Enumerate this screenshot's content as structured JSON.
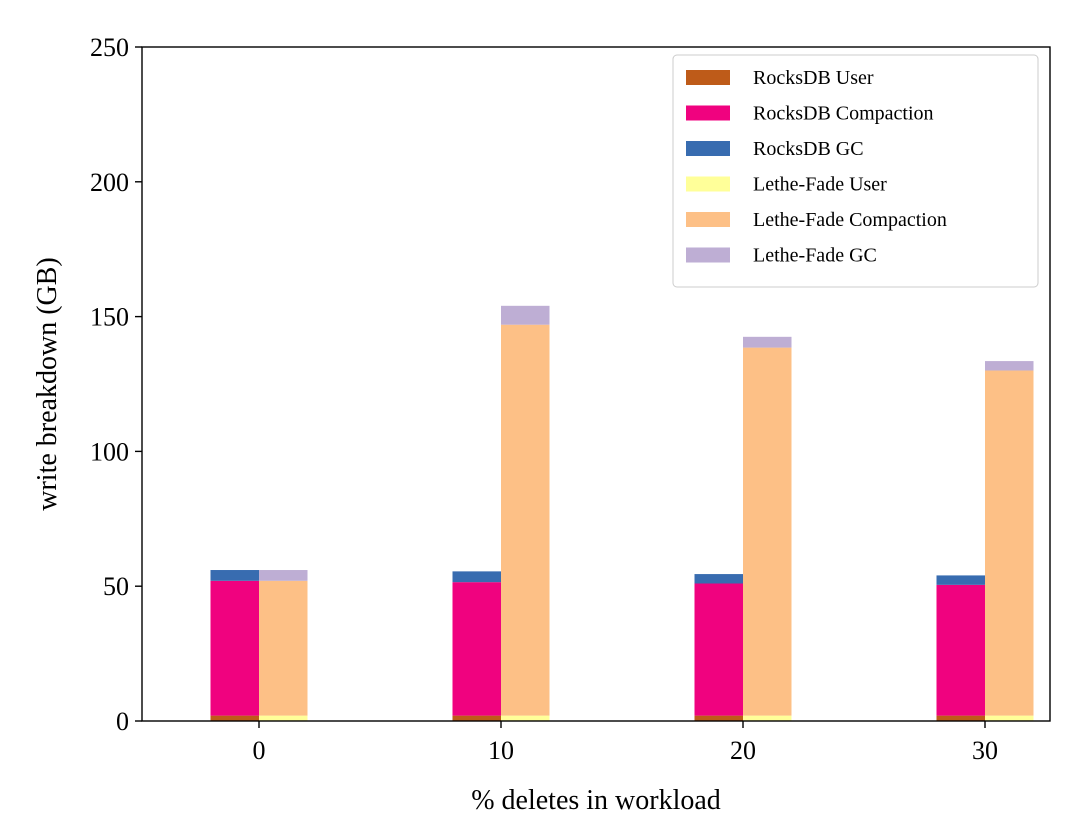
{
  "chart_data": {
    "type": "bar",
    "stacked": true,
    "grouped": true,
    "title": "",
    "xlabel": "% deletes in workload",
    "ylabel": "write breakdown (GB)",
    "ylim": [
      0,
      250
    ],
    "yticks": [
      0,
      50,
      100,
      150,
      200,
      250
    ],
    "categories": [
      "0",
      "10",
      "20",
      "30"
    ],
    "legend_position": "top-right",
    "groups": [
      {
        "name": "RocksDB",
        "series": [
          {
            "name": "RocksDB User",
            "color": "#be5b19",
            "values": [
              2,
              2,
              2,
              2
            ]
          },
          {
            "name": "RocksDB Compaction",
            "color": "#f0027f",
            "values": [
              50,
              49.5,
              49,
              48.5
            ]
          },
          {
            "name": "RocksDB GC",
            "color": "#386cb0",
            "values": [
              4,
              4,
              3.5,
              3.5
            ]
          }
        ]
      },
      {
        "name": "Lethe-Fade",
        "series": [
          {
            "name": "Lethe-Fade User",
            "color": "#ffff99",
            "values": [
              2,
              2,
              2,
              2
            ]
          },
          {
            "name": "Lethe-Fade Compaction",
            "color": "#fdc086",
            "values": [
              50,
              145,
              136.5,
              128
            ]
          },
          {
            "name": "Lethe-Fade GC",
            "color": "#beaed4",
            "values": [
              4,
              7,
              4,
              3.5
            ]
          }
        ]
      }
    ]
  }
}
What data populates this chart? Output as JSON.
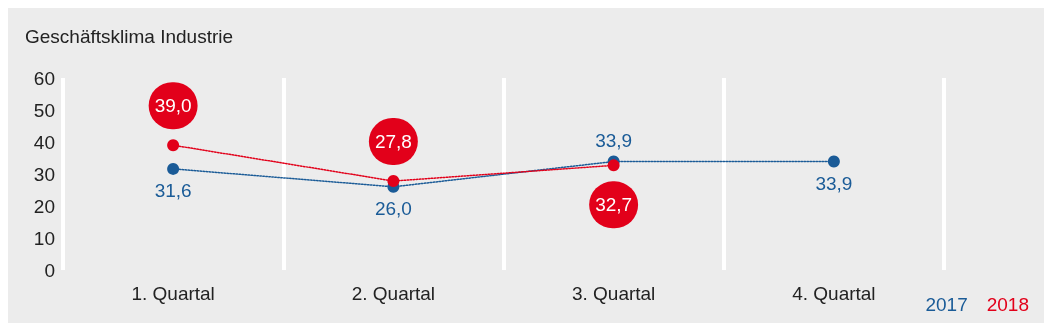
{
  "chart_data": {
    "type": "line",
    "title": "Geschäftsklima Industrie",
    "categories": [
      "1. Quartal",
      "2. Quartal",
      "3. Quartal",
      "4. Quartal"
    ],
    "series": [
      {
        "name": "2017",
        "color": "#1a5b97",
        "values": [
          31.6,
          26.0,
          33.9,
          33.9
        ],
        "value_labels": [
          "31,6",
          "26,0",
          "33,9",
          "33,9"
        ]
      },
      {
        "name": "2018",
        "color": "#e2001a",
        "values": [
          39.0,
          27.8,
          32.7,
          null
        ],
        "value_labels": [
          "39,0",
          "27,8",
          "32,7",
          null
        ]
      }
    ],
    "ylim": [
      0,
      60
    ],
    "yticks": [
      0,
      10,
      20,
      30,
      40,
      50,
      60
    ],
    "grid": "x",
    "legend": "bottom right",
    "marker": "circle",
    "line_style": "dotted"
  }
}
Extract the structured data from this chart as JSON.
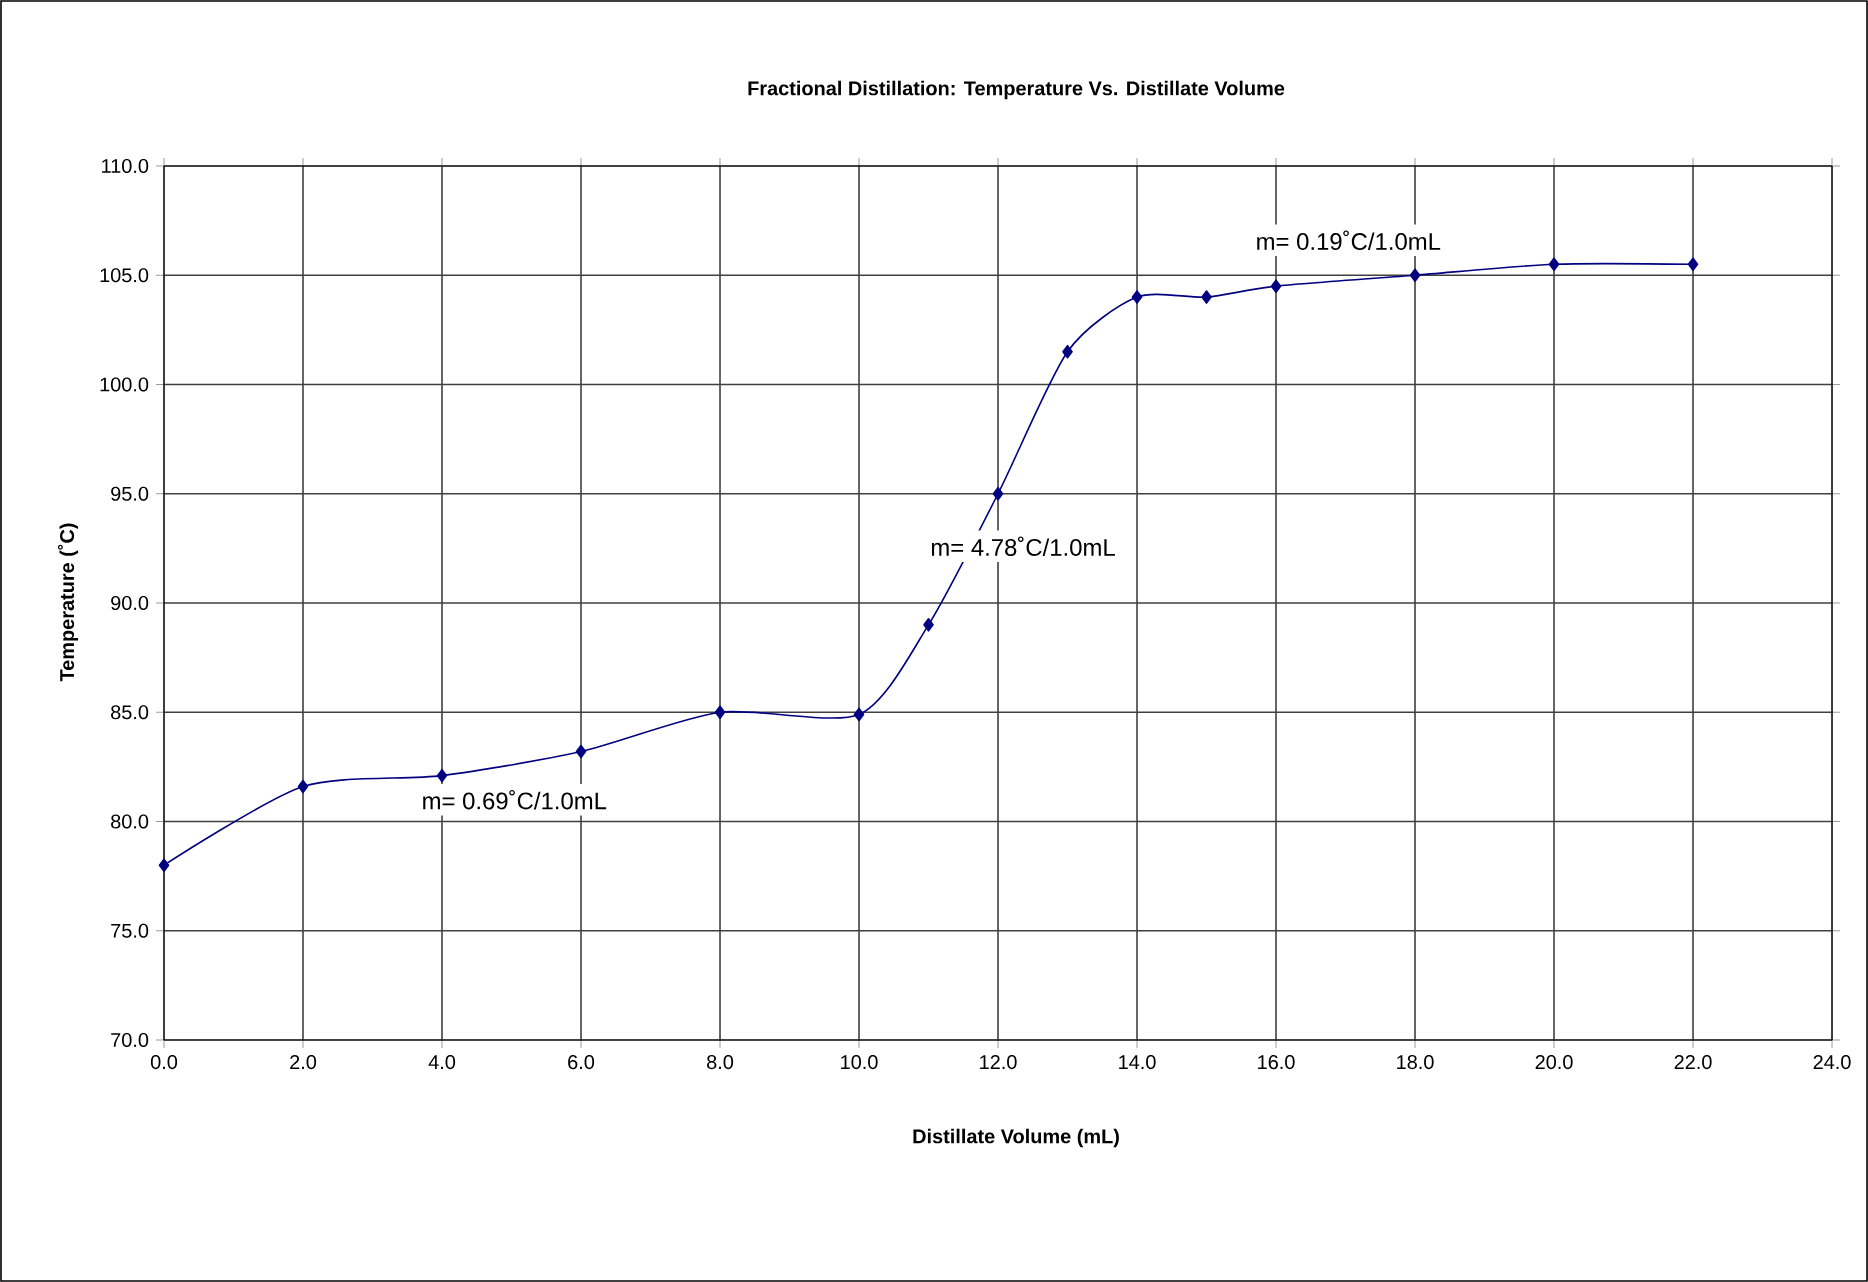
{
  "chart_data": {
    "type": "line",
    "title": "Fractional Distillation: Temperature Vs. Distillate Volume",
    "xlabel": "Distillate Volume (mL)",
    "ylabel": "Temperature (˚C)",
    "x": [
      0,
      2,
      4,
      6,
      8,
      10,
      11,
      12,
      13,
      14,
      15,
      16,
      18,
      20,
      22
    ],
    "series": [
      {
        "color": "#000080",
        "values": [
          78.0,
          81.6,
          82.1,
          83.2,
          85.0,
          84.9,
          89.0,
          95.0,
          101.5,
          104.0,
          104.0,
          104.5,
          105.0,
          105.5,
          105.5
        ]
      }
    ],
    "xlim": [
      0,
      24
    ],
    "ylim": [
      70,
      110
    ],
    "xticks": [
      {
        "value": 0,
        "label": "0.0"
      },
      {
        "value": 2,
        "label": "2.0"
      },
      {
        "value": 4,
        "label": "4.0"
      },
      {
        "value": 6,
        "label": "6.0"
      },
      {
        "value": 8,
        "label": "8.0"
      },
      {
        "value": 10,
        "label": "10.0"
      },
      {
        "value": 12,
        "label": "12.0"
      },
      {
        "value": 14,
        "label": "14.0"
      },
      {
        "value": 16,
        "label": "16.0"
      },
      {
        "value": 18,
        "label": "18.0"
      },
      {
        "value": 20,
        "label": "20.0"
      },
      {
        "value": 22,
        "label": "22.0"
      },
      {
        "value": 24,
        "label": "24.0"
      }
    ],
    "yticks": [
      {
        "value": 70,
        "label": "70.0"
      },
      {
        "value": 75,
        "label": "75.0"
      },
      {
        "value": 80,
        "label": "80.0"
      },
      {
        "value": 85,
        "label": "85.0"
      },
      {
        "value": 90,
        "label": "90.0"
      },
      {
        "value": 95,
        "label": "95.0"
      },
      {
        "value": 100,
        "label": "100.0"
      },
      {
        "value": 105,
        "label": "105.0"
      },
      {
        "value": 110,
        "label": "110.0"
      }
    ],
    "annotations": [
      "m= 0.69˚C/1.0mL",
      "m= 4.78˚C/1.0mL",
      "m= 0.19˚C/1.0mL"
    ],
    "grid": true,
    "marker": "diamond",
    "line_style": "solid"
  }
}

──────────────────────────────

## SET PROBLEM
Only the number is wanted: how many lines of the data contain the word "Lethe"?

## FINAL ANSWER
4